(Excerpts from a figure dataset)
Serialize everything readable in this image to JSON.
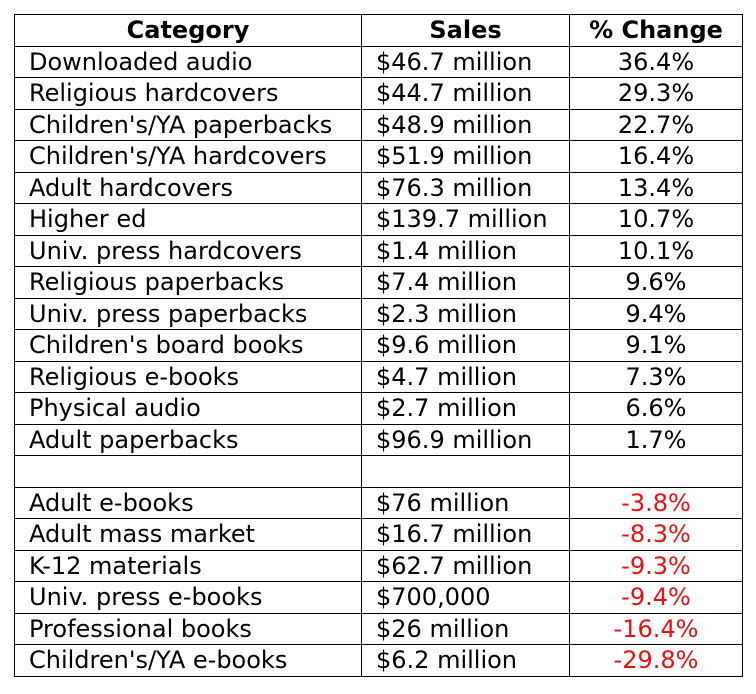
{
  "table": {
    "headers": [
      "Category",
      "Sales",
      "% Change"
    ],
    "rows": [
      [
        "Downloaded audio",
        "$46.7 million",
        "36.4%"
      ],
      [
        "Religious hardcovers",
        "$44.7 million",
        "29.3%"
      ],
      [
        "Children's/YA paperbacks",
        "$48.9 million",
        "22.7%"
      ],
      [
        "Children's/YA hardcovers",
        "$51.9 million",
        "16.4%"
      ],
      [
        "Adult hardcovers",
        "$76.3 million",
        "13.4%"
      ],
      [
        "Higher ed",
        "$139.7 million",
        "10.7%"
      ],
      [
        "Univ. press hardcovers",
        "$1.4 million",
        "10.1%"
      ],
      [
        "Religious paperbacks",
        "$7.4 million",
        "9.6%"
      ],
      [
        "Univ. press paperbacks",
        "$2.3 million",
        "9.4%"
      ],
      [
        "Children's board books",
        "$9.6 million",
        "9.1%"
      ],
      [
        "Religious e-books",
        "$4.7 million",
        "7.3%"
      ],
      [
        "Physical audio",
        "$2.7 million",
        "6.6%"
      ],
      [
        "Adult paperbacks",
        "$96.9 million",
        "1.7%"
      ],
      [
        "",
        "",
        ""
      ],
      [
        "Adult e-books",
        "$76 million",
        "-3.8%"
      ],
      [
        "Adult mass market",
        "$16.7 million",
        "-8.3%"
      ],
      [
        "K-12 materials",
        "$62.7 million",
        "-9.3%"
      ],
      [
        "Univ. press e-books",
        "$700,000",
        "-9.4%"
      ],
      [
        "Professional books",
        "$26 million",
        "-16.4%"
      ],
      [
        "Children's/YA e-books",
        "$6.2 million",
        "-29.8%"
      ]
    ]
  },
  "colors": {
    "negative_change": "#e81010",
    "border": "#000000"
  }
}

> [PROBLEM TO SOLVE] All records should be output exactly, with the pictures left out.

> [CORRECT RESULT]
Serialize everything readable in this image to JSON.
{
  "table": {
    "headers": [
      "Category",
      "Sales",
      "% Change"
    ],
    "rows": [
      [
        "Downloaded audio",
        "$46.7 million",
        "36.4%"
      ],
      [
        "Religious hardcovers",
        "$44.7 million",
        "29.3%"
      ],
      [
        "Children's/YA paperbacks",
        "$48.9 million",
        "22.7%"
      ],
      [
        "Children's/YA hardcovers",
        "$51.9 million",
        "16.4%"
      ],
      [
        "Adult hardcovers",
        "$76.3 million",
        "13.4%"
      ],
      [
        "Higher ed",
        "$139.7 million",
        "10.7%"
      ],
      [
        "Univ. press hardcovers",
        "$1.4 million",
        "10.1%"
      ],
      [
        "Religious paperbacks",
        "$7.4 million",
        "9.6%"
      ],
      [
        "Univ. press paperbacks",
        "$2.3 million",
        "9.4%"
      ],
      [
        "Children's board books",
        "$9.6 million",
        "9.1%"
      ],
      [
        "Religious e-books",
        "$4.7 million",
        "7.3%"
      ],
      [
        "Physical audio",
        "$2.7 million",
        "6.6%"
      ],
      [
        "Adult paperbacks",
        "$96.9 million",
        "1.7%"
      ],
      [
        "",
        "",
        ""
      ],
      [
        "Adult e-books",
        "$76 million",
        "-3.8%"
      ],
      [
        "Adult mass market",
        "$16.7 million",
        "-8.3%"
      ],
      [
        "K-12 materials",
        "$62.7 million",
        "-9.3%"
      ],
      [
        "Univ. press e-books",
        "$700,000",
        "-9.4%"
      ],
      [
        "Professional books",
        "$26 million",
        "-16.4%"
      ],
      [
        "Children's/YA e-books",
        "$6.2 million",
        "-29.8%"
      ]
    ]
  },
  "colors": {
    "negative_change": "#e81010",
    "border": "#000000"
  }
}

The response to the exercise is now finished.